___ TASK INPUTS

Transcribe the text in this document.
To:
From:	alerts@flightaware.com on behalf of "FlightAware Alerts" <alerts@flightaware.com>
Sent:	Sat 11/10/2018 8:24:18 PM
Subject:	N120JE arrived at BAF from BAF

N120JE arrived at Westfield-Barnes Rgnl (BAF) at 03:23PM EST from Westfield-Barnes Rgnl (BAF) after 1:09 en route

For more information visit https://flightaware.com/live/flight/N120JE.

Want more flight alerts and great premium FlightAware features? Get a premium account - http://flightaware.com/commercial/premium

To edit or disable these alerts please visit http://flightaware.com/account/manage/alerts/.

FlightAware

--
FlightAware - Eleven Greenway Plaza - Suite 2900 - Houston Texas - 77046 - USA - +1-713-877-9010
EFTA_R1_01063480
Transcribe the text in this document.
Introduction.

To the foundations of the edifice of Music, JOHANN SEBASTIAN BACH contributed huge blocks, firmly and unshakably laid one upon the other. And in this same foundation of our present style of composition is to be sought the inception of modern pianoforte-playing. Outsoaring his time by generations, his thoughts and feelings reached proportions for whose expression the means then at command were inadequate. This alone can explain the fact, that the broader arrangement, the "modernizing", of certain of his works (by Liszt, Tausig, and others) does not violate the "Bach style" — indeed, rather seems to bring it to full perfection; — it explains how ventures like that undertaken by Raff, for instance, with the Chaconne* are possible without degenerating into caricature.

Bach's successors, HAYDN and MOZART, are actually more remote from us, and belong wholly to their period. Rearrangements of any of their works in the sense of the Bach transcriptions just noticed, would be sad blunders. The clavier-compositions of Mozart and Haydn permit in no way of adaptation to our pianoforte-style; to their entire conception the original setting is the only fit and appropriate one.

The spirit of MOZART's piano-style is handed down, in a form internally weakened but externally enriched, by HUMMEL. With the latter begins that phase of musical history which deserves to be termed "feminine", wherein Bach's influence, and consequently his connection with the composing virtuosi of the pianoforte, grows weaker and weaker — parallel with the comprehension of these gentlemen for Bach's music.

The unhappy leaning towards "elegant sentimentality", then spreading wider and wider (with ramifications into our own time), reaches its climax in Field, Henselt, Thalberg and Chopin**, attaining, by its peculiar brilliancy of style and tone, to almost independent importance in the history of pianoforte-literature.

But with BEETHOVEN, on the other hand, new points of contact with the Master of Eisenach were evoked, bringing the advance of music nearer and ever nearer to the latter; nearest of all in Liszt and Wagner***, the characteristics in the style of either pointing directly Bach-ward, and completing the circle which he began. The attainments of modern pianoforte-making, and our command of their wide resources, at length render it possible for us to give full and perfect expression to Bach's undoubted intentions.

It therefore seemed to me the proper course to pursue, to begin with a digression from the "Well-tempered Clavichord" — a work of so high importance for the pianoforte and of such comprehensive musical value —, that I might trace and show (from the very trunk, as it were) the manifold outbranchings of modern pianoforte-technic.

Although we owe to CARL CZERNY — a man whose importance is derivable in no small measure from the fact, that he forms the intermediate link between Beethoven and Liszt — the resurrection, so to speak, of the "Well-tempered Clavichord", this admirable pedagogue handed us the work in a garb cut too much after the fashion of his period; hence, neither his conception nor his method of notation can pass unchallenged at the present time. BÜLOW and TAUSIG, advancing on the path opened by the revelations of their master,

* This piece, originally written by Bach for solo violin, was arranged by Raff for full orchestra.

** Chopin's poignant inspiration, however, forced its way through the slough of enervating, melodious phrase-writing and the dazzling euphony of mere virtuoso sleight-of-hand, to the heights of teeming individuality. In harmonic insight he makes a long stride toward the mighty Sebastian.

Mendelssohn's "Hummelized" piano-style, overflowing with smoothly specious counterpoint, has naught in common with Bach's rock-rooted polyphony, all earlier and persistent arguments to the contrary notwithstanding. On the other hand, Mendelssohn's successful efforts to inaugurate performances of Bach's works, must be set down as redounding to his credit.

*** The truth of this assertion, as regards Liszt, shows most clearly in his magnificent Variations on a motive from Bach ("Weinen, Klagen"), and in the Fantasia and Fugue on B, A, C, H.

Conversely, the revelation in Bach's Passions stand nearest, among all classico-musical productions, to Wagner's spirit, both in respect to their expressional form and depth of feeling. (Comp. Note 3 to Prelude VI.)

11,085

______

• GOAL: Only the number is wanted: how many lines of the material contain the word "visit"?

• COMPLETE OUTPUT: 2